WHAT THE TASK REQUIRES:
Restate the entries below word for word, omitting nothing.

RECORDS FOR THE TASK:
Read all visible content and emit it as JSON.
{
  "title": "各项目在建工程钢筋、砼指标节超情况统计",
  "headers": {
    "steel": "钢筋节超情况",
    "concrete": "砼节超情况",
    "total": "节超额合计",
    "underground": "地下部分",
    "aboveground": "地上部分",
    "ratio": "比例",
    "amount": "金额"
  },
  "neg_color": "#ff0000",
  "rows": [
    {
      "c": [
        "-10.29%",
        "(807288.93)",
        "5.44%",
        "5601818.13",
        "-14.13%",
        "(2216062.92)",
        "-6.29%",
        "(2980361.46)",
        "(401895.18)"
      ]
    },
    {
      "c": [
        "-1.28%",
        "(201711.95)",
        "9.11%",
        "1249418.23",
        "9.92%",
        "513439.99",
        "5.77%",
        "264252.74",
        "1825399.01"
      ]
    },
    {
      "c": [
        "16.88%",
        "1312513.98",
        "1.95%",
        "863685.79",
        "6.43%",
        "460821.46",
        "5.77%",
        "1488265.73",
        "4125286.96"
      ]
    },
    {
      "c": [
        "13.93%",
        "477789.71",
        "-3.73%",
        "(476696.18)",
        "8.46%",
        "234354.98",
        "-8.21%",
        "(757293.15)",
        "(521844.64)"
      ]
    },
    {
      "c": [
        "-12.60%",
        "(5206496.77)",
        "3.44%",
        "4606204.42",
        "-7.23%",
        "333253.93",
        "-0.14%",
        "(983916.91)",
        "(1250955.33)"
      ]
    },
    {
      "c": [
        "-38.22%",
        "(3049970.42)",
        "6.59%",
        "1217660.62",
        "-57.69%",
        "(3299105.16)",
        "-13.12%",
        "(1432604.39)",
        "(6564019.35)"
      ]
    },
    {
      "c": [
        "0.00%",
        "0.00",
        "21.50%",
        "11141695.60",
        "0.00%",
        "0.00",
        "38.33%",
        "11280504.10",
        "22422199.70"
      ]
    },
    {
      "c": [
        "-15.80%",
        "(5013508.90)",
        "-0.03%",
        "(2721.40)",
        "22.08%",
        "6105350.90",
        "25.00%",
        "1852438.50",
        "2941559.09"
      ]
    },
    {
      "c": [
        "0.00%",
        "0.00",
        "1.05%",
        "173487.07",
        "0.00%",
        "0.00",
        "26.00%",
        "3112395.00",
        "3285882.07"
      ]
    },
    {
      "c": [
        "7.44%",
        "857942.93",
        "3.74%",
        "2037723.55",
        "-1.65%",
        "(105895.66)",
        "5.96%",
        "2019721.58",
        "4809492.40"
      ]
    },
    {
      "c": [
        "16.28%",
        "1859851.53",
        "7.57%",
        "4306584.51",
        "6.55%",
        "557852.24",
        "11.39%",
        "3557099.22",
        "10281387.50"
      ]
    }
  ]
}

OUTPUT OF THE TASK:
Read all visible content and emit it as JSON.
{
  "title": "各项目在建工程钢筋、砼指标节超情况统计",
  "headers": {
    "steel": "钢筋节超情况",
    "concrete": "砼节超情况",
    "total": "节超额合计",
    "underground": "地下部分",
    "aboveground": "地上部分",
    "ratio": "比例",
    "amount": "金额"
  },
  "neg_color": "#ff0000",
  "rows": [
    {
      "c": [
        "-10.29%",
        "(807288.93)",
        "5.44%",
        "5601818.13",
        "-14.13%",
        "(2216062.92)",
        "-6.29%",
        "(2980361.46)",
        "(401895.18)"
      ]
    },
    {
      "c": [
        "-1.28%",
        "(201711.95)",
        "9.11%",
        "1249418.23",
        "9.92%",
        "513439.99",
        "5.77%",
        "264252.74",
        "1825399.01"
      ]
    },
    {
      "c": [
        "16.88%",
        "1312513.98",
        "1.95%",
        "863685.79",
        "6.43%",
        "460821.46",
        "5.77%",
        "1488265.73",
        "4125286.96"
      ]
    },
    {
      "c": [
        "13.93%",
        "477789.71",
        "-3.73%",
        "(476696.18)",
        "8.46%",
        "234354.98",
        "-8.21%",
        "(757293.15)",
        "(521844.64)"
      ]
    },
    {
      "c": [
        "-12.60%",
        "(5206496.77)",
        "3.44%",
        "4606204.42",
        "-7.23%",
        "333253.93",
        "-0.14%",
        "(983916.91)",
        "(1250955.33)"
      ]
    },
    {
      "c": [
        "-38.22%",
        "(3049970.42)",
        "6.59%",
        "1217660.62",
        "-57.69%",
        "(3299105.16)",
        "-13.12%",
        "(1432604.39)",
        "(6564019.35)"
      ]
    },
    {
      "c": [
        "0.00%",
        "0.00",
        "21.50%",
        "11141695.60",
        "0.00%",
        "0.00",
        "38.33%",
        "11280504.10",
        "22422199.70"
      ]
    },
    {
      "c": [
        "-15.80%",
        "(5013508.90)",
        "-0.03%",
        "(2721.40)",
        "22.08%",
        "6105350.90",
        "25.00%",
        "1852438.50",
        "2941559.09"
      ]
    },
    {
      "c": [
        "0.00%",
        "0.00",
        "1.05%",
        "173487.07",
        "0.00%",
        "0.00",
        "26.00%",
        "3112395.00",
        "3285882.07"
      ]
    },
    {
      "c": [
        "7.44%",
        "857942.93",
        "3.74%",
        "2037723.55",
        "-1.65%",
        "(105895.66)",
        "5.96%",
        "2019721.58",
        "4809492.40"
      ]
    },
    {
      "c": [
        "16.28%",
        "1859851.53",
        "7.57%",
        "4306584.51",
        "6.55%",
        "557852.24",
        "11.39%",
        "3557099.22",
        "10281387.50"
      ]
    }
  ]
}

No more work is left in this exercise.